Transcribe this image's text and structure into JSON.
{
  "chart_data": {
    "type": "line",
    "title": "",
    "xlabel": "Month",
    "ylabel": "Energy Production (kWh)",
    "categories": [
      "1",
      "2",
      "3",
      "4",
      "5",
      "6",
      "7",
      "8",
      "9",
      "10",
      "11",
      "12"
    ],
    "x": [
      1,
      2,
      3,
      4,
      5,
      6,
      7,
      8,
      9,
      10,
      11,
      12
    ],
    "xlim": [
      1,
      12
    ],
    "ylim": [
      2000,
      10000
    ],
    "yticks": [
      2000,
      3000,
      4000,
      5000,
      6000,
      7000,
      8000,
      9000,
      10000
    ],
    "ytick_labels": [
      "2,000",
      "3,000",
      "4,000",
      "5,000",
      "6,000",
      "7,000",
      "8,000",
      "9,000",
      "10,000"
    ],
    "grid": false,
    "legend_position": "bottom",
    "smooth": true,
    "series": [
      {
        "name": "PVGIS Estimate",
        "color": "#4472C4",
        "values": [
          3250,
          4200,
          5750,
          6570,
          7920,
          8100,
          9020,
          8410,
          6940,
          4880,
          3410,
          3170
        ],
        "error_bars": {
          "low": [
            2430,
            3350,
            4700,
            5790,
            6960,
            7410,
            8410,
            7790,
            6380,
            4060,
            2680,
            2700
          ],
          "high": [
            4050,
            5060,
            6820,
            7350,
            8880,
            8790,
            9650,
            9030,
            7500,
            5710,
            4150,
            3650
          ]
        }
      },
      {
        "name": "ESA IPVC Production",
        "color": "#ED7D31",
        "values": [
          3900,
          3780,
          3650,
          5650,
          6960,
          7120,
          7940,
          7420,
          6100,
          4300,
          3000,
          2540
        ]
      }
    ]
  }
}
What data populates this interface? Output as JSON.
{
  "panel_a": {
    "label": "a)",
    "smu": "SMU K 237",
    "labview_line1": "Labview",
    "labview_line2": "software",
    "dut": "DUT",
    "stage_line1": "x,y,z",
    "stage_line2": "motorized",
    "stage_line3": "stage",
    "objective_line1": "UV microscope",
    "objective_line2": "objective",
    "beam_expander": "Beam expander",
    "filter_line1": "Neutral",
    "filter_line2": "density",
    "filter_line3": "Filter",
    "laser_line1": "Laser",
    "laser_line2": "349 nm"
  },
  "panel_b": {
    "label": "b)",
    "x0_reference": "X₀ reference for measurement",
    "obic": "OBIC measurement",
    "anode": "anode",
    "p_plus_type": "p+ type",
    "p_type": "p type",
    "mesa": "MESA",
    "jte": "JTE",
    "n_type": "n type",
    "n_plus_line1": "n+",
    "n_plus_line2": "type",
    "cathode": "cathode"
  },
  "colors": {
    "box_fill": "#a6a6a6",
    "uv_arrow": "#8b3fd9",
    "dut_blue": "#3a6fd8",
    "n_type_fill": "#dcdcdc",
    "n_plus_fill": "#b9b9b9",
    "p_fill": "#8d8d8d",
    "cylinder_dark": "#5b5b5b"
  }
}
--*--
- Requirement: Return the entries in full, keeping every line exactly as it is.

- Result for this task:
Transcribe this image's text and structure into JSON.
{
  "chart_data": {
    "type": "line",
    "title": "",
    "xlabel": "Month",
    "ylabel": "Energy Production (kWh)",
    "categories": [
      "1",
      "2",
      "3",
      "4",
      "5",
      "6",
      "7",
      "8",
      "9",
      "10",
      "11",
      "12"
    ],
    "x": [
      1,
      2,
      3,
      4,
      5,
      6,
      7,
      8,
      9,
      10,
      11,
      12
    ],
    "xlim": [
      1,
      12
    ],
    "ylim": [
      2000,
      10000
    ],
    "yticks": [
      2000,
      3000,
      4000,
      5000,
      6000,
      7000,
      8000,
      9000,
      10000
    ],
    "ytick_labels": [
      "2,000",
      "3,000",
      "4,000",
      "5,000",
      "6,000",
      "7,000",
      "8,000",
      "9,000",
      "10,000"
    ],
    "grid": false,
    "legend_position": "bottom",
    "smooth": true,
    "series": [
      {
        "name": "PVGIS Estimate",
        "color": "#4472C4",
        "values": [
          3250,
          4200,
          5750,
          6570,
          7920,
          8100,
          9020,
          8410,
          6940,
          4880,
          3410,
          3170
        ],
        "error_bars": {
          "low": [
            2430,
            3350,
            4700,
            5790,
            6960,
            7410,
            8410,
            7790,
            6380,
            4060,
            2680,
            2700
          ],
          "high": [
            4050,
            5060,
            6820,
            7350,
            8880,
            8790,
            9650,
            9030,
            7500,
            5710,
            4150,
            3650
          ]
        }
      },
      {
        "name": "ESA IPVC Production",
        "color": "#ED7D31",
        "values": [
          3900,
          3780,
          3650,
          5650,
          6960,
          7120,
          7940,
          7420,
          6100,
          4300,
          3000,
          2540
        ]
      }
    ]
  }
}
What data populates this interface? Output as JSON.
{
  "panel_a": {
    "label": "a)",
    "smu": "SMU K 237",
    "labview_line1": "Labview",
    "labview_line2": "software",
    "dut": "DUT",
    "stage_line1": "x,y,z",
    "stage_line2": "motorized",
    "stage_line3": "stage",
    "objective_line1": "UV microscope",
    "objective_line2": "objective",
    "beam_expander": "Beam expander",
    "filter_line1": "Neutral",
    "filter_line2": "density",
    "filter_line3": "Filter",
    "laser_line1": "Laser",
    "laser_line2": "349 nm"
  },
  "panel_b": {
    "label": "b)",
    "x0_reference": "X₀ reference for measurement",
    "obic": "OBIC measurement",
    "anode": "anode",
    "p_plus_type": "p+ type",
    "p_type": "p type",
    "mesa": "MESA",
    "jte": "JTE",
    "n_type": "n type",
    "n_plus_line1": "n+",
    "n_plus_line2": "type",
    "cathode": "cathode"
  },
  "colors": {
    "box_fill": "#a6a6a6",
    "uv_arrow": "#8b3fd9",
    "dut_blue": "#3a6fd8",
    "n_type_fill": "#dcdcdc",
    "n_plus_fill": "#b9b9b9",
    "p_fill": "#8d8d8d",
    "cylinder_dark": "#5b5b5b"
  }
}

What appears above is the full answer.